▶ [Stated problem]: All of the entries need to be written out again, exactly as they are.

(Structured figure records)
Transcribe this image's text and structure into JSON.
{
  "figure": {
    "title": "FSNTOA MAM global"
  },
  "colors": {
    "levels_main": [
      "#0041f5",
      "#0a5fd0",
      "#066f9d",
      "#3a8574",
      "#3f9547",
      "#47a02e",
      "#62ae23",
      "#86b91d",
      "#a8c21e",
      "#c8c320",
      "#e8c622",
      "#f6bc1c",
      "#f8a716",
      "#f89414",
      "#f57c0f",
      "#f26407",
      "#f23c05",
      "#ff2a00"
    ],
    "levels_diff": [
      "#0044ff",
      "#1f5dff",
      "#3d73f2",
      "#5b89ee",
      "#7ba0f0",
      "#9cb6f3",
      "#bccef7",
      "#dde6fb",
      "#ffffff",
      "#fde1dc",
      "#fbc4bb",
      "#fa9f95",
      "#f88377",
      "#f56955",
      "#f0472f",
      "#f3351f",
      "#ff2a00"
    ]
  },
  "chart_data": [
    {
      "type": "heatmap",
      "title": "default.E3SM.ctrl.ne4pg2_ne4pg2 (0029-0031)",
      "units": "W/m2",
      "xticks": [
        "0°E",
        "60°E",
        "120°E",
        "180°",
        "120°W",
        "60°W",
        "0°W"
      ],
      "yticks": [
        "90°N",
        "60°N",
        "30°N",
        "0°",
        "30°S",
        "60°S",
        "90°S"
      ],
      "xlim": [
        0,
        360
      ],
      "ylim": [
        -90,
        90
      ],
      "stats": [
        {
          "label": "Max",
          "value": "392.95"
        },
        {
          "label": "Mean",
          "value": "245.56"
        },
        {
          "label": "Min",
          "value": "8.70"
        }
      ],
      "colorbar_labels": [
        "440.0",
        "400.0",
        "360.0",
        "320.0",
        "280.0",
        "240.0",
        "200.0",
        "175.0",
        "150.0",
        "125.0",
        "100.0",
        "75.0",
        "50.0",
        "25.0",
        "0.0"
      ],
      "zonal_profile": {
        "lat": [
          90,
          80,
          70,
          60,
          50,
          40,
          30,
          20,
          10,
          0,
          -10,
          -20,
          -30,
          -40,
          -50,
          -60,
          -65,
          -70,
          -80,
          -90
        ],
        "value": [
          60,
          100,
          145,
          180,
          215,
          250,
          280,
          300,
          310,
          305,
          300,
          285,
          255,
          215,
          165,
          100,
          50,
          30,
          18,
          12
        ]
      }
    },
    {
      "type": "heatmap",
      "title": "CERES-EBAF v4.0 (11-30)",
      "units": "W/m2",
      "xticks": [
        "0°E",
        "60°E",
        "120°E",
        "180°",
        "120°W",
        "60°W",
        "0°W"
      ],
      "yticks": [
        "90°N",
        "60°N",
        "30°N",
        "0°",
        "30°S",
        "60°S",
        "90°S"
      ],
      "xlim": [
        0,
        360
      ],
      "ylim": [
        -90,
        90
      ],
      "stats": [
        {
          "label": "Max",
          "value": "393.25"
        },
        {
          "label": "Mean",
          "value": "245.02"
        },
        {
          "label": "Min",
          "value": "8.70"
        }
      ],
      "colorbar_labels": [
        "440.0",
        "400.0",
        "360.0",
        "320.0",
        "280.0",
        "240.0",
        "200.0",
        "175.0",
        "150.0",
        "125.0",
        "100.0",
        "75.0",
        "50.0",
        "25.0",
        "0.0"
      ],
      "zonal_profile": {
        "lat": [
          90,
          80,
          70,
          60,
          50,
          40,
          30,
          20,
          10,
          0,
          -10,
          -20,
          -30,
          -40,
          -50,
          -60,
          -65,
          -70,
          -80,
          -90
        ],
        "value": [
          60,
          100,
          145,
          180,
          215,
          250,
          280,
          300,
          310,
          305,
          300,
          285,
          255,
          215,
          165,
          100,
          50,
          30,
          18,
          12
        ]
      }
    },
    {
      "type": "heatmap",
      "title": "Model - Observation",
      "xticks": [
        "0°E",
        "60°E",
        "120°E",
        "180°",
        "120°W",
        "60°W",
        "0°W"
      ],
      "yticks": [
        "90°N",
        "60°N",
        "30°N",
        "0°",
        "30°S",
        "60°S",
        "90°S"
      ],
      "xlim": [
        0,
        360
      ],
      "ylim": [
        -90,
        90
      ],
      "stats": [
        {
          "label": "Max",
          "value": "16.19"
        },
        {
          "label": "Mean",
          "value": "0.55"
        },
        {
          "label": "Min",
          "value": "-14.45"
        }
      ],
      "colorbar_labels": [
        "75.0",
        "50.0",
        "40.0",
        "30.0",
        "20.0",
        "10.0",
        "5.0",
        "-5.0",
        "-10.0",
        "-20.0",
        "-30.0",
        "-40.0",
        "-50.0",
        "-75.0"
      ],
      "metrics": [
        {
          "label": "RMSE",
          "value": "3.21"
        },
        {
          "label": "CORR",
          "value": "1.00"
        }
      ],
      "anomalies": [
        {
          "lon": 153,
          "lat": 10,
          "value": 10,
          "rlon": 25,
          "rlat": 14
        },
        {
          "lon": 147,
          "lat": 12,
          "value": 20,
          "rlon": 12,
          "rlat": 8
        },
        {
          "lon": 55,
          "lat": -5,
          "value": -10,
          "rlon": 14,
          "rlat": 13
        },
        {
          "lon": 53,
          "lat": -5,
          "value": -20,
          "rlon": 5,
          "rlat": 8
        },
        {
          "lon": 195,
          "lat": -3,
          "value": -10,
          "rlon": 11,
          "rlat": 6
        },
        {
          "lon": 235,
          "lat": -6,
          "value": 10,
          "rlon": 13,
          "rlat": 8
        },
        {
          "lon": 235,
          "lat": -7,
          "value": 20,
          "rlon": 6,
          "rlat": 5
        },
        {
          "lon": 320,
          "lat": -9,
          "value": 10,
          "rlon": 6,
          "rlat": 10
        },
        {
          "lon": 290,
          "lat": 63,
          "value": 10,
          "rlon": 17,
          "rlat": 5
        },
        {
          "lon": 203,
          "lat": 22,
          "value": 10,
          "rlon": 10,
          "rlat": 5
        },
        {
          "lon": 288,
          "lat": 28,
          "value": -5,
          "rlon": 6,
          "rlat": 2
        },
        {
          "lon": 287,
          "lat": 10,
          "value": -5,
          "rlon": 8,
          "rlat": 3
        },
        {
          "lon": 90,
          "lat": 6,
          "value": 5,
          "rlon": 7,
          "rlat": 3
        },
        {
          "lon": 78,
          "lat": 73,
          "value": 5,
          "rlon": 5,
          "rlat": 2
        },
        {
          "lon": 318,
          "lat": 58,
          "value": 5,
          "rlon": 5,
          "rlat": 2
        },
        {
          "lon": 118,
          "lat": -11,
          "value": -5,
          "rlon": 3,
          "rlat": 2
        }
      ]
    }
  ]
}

▶ [Final result]:
Transcribe this image's text and structure into JSON.
{
  "figure": {
    "title": "FSNTOA MAM global"
  },
  "colors": {
    "levels_main": [
      "#0041f5",
      "#0a5fd0",
      "#066f9d",
      "#3a8574",
      "#3f9547",
      "#47a02e",
      "#62ae23",
      "#86b91d",
      "#a8c21e",
      "#c8c320",
      "#e8c622",
      "#f6bc1c",
      "#f8a716",
      "#f89414",
      "#f57c0f",
      "#f26407",
      "#f23c05",
      "#ff2a00"
    ],
    "levels_diff": [
      "#0044ff",
      "#1f5dff",
      "#3d73f2",
      "#5b89ee",
      "#7ba0f0",
      "#9cb6f3",
      "#bccef7",
      "#dde6fb",
      "#ffffff",
      "#fde1dc",
      "#fbc4bb",
      "#fa9f95",
      "#f88377",
      "#f56955",
      "#f0472f",
      "#f3351f",
      "#ff2a00"
    ]
  },
  "chart_data": [
    {
      "type": "heatmap",
      "title": "default.E3SM.ctrl.ne4pg2_ne4pg2 (0029-0031)",
      "units": "W/m2",
      "xticks": [
        "0°E",
        "60°E",
        "120°E",
        "180°",
        "120°W",
        "60°W",
        "0°W"
      ],
      "yticks": [
        "90°N",
        "60°N",
        "30°N",
        "0°",
        "30°S",
        "60°S",
        "90°S"
      ],
      "xlim": [
        0,
        360
      ],
      "ylim": [
        -90,
        90
      ],
      "stats": [
        {
          "label": "Max",
          "value": "392.95"
        },
        {
          "label": "Mean",
          "value": "245.56"
        },
        {
          "label": "Min",
          "value": "8.70"
        }
      ],
      "colorbar_labels": [
        "440.0",
        "400.0",
        "360.0",
        "320.0",
        "280.0",
        "240.0",
        "200.0",
        "175.0",
        "150.0",
        "125.0",
        "100.0",
        "75.0",
        "50.0",
        "25.0",
        "0.0"
      ],
      "zonal_profile": {
        "lat": [
          90,
          80,
          70,
          60,
          50,
          40,
          30,
          20,
          10,
          0,
          -10,
          -20,
          -30,
          -40,
          -50,
          -60,
          -65,
          -70,
          -80,
          -90
        ],
        "value": [
          60,
          100,
          145,
          180,
          215,
          250,
          280,
          300,
          310,
          305,
          300,
          285,
          255,
          215,
          165,
          100,
          50,
          30,
          18,
          12
        ]
      }
    },
    {
      "type": "heatmap",
      "title": "CERES-EBAF v4.0 (11-30)",
      "units": "W/m2",
      "xticks": [
        "0°E",
        "60°E",
        "120°E",
        "180°",
        "120°W",
        "60°W",
        "0°W"
      ],
      "yticks": [
        "90°N",
        "60°N",
        "30°N",
        "0°",
        "30°S",
        "60°S",
        "90°S"
      ],
      "xlim": [
        0,
        360
      ],
      "ylim": [
        -90,
        90
      ],
      "stats": [
        {
          "label": "Max",
          "value": "393.25"
        },
        {
          "label": "Mean",
          "value": "245.02"
        },
        {
          "label": "Min",
          "value": "8.70"
        }
      ],
      "colorbar_labels": [
        "440.0",
        "400.0",
        "360.0",
        "320.0",
        "280.0",
        "240.0",
        "200.0",
        "175.0",
        "150.0",
        "125.0",
        "100.0",
        "75.0",
        "50.0",
        "25.0",
        "0.0"
      ],
      "zonal_profile": {
        "lat": [
          90,
          80,
          70,
          60,
          50,
          40,
          30,
          20,
          10,
          0,
          -10,
          -20,
          -30,
          -40,
          -50,
          -60,
          -65,
          -70,
          -80,
          -90
        ],
        "value": [
          60,
          100,
          145,
          180,
          215,
          250,
          280,
          300,
          310,
          305,
          300,
          285,
          255,
          215,
          165,
          100,
          50,
          30,
          18,
          12
        ]
      }
    },
    {
      "type": "heatmap",
      "title": "Model - Observation",
      "xticks": [
        "0°E",
        "60°E",
        "120°E",
        "180°",
        "120°W",
        "60°W",
        "0°W"
      ],
      "yticks": [
        "90°N",
        "60°N",
        "30°N",
        "0°",
        "30°S",
        "60°S",
        "90°S"
      ],
      "xlim": [
        0,
        360
      ],
      "ylim": [
        -90,
        90
      ],
      "stats": [
        {
          "label": "Max",
          "value": "16.19"
        },
        {
          "label": "Mean",
          "value": "0.55"
        },
        {
          "label": "Min",
          "value": "-14.45"
        }
      ],
      "colorbar_labels": [
        "75.0",
        "50.0",
        "40.0",
        "30.0",
        "20.0",
        "10.0",
        "5.0",
        "-5.0",
        "-10.0",
        "-20.0",
        "-30.0",
        "-40.0",
        "-50.0",
        "-75.0"
      ],
      "metrics": [
        {
          "label": "RMSE",
          "value": "3.21"
        },
        {
          "label": "CORR",
          "value": "1.00"
        }
      ],
      "anomalies": [
        {
          "lon": 153,
          "lat": 10,
          "value": 10,
          "rlon": 25,
          "rlat": 14
        },
        {
          "lon": 147,
          "lat": 12,
          "value": 20,
          "rlon": 12,
          "rlat": 8
        },
        {
          "lon": 55,
          "lat": -5,
          "value": -10,
          "rlon": 14,
          "rlat": 13
        },
        {
          "lon": 53,
          "lat": -5,
          "value": -20,
          "rlon": 5,
          "rlat": 8
        },
        {
          "lon": 195,
          "lat": -3,
          "value": -10,
          "rlon": 11,
          "rlat": 6
        },
        {
          "lon": 235,
          "lat": -6,
          "value": 10,
          "rlon": 13,
          "rlat": 8
        },
        {
          "lon": 235,
          "lat": -7,
          "value": 20,
          "rlon": 6,
          "rlat": 5
        },
        {
          "lon": 320,
          "lat": -9,
          "value": 10,
          "rlon": 6,
          "rlat": 10
        },
        {
          "lon": 290,
          "lat": 63,
          "value": 10,
          "rlon": 17,
          "rlat": 5
        },
        {
          "lon": 203,
          "lat": 22,
          "value": 10,
          "rlon": 10,
          "rlat": 5
        },
        {
          "lon": 288,
          "lat": 28,
          "value": -5,
          "rlon": 6,
          "rlat": 2
        },
        {
          "lon": 287,
          "lat": 10,
          "value": -5,
          "rlon": 8,
          "rlat": 3
        },
        {
          "lon": 90,
          "lat": 6,
          "value": 5,
          "rlon": 7,
          "rlat": 3
        },
        {
          "lon": 78,
          "lat": 73,
          "value": 5,
          "rlon": 5,
          "rlat": 2
        },
        {
          "lon": 318,
          "lat": 58,
          "value": 5,
          "rlon": 5,
          "rlat": 2
        },
        {
          "lon": 118,
          "lat": -11,
          "value": -5,
          "rlon": 3,
          "rlat": 2
        }
      ]
    }
  ]
}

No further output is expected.